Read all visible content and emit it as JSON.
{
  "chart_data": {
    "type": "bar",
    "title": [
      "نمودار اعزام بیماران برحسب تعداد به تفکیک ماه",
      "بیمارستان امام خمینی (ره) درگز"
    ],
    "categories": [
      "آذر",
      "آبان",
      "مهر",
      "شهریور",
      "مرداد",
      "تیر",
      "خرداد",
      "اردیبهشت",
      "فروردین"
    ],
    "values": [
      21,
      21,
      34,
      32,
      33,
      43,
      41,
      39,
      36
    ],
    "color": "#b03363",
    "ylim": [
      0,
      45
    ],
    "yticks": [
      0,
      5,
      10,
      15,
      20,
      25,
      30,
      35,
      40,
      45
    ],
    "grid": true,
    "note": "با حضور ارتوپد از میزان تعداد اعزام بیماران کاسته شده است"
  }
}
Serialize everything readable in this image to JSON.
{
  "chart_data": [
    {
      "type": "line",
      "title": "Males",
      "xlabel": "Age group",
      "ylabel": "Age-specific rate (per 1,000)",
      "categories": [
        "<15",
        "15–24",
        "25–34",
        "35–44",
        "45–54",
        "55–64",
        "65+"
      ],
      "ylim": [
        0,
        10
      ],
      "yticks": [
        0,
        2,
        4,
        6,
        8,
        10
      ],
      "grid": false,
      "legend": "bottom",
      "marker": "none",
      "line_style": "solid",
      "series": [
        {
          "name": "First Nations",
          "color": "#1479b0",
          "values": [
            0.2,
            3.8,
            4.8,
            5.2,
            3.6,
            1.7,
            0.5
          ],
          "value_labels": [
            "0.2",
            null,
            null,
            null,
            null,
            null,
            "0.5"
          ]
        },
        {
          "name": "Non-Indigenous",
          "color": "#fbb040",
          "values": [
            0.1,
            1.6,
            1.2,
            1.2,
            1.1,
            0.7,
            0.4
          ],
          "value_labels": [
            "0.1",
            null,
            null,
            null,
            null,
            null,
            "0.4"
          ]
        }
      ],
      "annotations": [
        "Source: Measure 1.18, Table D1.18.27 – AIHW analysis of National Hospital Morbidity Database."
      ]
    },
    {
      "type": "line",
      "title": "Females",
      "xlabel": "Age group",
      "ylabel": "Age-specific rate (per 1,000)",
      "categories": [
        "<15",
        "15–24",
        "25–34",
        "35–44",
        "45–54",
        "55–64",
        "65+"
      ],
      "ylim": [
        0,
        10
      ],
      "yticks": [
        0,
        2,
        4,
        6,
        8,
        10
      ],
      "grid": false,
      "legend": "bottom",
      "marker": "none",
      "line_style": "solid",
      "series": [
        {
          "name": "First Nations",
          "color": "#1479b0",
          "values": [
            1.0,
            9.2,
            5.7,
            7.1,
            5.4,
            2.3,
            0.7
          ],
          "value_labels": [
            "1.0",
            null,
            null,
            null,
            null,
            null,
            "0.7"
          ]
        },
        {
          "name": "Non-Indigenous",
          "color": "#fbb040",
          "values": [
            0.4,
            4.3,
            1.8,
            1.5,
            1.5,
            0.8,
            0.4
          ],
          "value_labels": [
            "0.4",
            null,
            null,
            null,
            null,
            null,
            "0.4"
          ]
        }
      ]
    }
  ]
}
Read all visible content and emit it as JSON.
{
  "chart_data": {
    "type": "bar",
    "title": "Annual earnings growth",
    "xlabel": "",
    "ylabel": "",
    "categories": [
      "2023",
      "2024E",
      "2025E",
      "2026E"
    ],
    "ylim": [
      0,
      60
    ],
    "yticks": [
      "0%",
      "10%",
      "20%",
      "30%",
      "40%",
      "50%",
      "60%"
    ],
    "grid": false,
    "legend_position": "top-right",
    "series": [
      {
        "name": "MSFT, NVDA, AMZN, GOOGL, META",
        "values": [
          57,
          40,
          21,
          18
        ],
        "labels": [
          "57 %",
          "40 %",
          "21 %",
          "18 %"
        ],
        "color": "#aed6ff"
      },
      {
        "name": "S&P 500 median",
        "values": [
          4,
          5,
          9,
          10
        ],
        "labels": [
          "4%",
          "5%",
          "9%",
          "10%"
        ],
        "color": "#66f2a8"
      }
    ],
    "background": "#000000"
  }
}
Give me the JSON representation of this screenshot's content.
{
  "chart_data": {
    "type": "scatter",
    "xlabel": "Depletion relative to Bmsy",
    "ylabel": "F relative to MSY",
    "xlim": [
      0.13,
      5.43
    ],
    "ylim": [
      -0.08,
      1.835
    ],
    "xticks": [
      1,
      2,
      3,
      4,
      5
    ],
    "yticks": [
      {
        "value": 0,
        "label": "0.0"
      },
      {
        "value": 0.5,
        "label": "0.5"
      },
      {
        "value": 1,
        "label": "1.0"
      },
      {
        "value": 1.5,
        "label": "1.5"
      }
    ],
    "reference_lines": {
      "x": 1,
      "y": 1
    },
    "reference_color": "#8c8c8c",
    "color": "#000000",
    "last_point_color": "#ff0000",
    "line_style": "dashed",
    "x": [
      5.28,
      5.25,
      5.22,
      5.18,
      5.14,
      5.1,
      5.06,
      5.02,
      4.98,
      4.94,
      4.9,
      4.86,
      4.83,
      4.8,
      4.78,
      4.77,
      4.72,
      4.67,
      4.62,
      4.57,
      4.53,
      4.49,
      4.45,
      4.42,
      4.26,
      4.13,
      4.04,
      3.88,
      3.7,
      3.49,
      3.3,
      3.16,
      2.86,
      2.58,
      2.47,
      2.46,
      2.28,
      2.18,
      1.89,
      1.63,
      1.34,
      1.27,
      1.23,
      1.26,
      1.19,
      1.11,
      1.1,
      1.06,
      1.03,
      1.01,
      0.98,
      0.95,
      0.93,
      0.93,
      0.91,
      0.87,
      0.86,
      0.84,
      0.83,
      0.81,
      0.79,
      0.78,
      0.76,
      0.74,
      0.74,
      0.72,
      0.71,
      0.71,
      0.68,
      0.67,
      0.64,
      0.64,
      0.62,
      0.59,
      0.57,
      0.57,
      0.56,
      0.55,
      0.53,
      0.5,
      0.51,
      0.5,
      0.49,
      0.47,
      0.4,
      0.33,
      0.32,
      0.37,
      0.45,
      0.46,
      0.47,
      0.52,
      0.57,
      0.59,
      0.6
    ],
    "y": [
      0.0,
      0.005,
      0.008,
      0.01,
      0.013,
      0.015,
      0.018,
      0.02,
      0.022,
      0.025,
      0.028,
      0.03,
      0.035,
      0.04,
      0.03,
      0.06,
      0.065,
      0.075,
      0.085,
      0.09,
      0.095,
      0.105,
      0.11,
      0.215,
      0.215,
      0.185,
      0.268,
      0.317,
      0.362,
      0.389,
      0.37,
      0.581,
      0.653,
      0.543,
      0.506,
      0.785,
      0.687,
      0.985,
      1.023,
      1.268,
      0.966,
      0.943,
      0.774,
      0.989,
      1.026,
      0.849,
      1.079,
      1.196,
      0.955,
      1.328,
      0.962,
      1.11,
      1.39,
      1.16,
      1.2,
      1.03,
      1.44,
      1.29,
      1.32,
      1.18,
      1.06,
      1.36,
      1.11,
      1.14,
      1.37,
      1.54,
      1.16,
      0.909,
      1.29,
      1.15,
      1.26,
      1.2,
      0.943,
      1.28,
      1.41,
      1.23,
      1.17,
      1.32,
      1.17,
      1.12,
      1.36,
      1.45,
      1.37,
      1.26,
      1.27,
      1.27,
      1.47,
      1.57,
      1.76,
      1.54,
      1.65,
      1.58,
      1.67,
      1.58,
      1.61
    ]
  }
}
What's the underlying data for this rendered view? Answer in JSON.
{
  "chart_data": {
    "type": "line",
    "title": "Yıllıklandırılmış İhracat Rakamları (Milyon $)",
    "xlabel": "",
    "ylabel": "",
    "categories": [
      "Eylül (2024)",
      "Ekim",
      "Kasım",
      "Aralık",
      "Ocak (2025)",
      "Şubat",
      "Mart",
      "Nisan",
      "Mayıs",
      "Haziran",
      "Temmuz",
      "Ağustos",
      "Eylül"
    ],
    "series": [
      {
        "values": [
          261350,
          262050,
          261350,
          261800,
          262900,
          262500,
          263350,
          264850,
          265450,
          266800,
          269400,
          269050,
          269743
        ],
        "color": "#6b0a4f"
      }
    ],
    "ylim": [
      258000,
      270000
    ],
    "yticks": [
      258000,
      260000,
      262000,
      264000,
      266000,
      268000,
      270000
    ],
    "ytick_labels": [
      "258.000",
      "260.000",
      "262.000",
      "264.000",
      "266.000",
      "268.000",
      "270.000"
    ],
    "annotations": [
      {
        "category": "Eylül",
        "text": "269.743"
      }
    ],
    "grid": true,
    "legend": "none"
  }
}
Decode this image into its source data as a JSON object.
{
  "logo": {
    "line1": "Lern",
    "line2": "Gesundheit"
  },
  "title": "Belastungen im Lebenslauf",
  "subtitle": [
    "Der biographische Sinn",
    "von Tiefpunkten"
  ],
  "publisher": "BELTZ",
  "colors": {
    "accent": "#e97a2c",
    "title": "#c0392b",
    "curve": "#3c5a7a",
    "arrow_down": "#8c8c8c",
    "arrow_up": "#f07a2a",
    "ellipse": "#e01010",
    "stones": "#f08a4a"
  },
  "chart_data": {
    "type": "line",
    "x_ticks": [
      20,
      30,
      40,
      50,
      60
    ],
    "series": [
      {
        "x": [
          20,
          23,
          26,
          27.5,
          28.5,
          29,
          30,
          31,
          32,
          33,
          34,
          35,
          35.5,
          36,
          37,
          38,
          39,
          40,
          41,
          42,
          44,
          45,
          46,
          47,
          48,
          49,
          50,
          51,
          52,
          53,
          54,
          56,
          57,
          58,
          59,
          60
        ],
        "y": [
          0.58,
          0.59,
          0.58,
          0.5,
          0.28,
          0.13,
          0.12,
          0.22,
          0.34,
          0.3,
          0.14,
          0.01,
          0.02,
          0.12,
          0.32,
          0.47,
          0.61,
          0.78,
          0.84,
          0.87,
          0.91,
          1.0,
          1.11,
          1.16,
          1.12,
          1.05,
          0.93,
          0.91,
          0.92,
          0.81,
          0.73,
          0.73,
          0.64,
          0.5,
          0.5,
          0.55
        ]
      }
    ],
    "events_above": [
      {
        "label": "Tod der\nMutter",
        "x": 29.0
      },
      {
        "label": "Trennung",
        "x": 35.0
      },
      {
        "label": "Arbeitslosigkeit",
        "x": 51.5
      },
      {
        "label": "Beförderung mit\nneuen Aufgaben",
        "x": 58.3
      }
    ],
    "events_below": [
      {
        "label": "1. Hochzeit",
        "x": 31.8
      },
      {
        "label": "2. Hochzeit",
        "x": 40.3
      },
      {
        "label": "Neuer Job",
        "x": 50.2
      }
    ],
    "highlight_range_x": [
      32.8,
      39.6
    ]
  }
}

• Exercise aim:
List every line from the entries above in which "relative" appears.

• Reply:
    "xlabel": "Depletion relative to Bmsy",
    "ylabel": "F relative to MSY",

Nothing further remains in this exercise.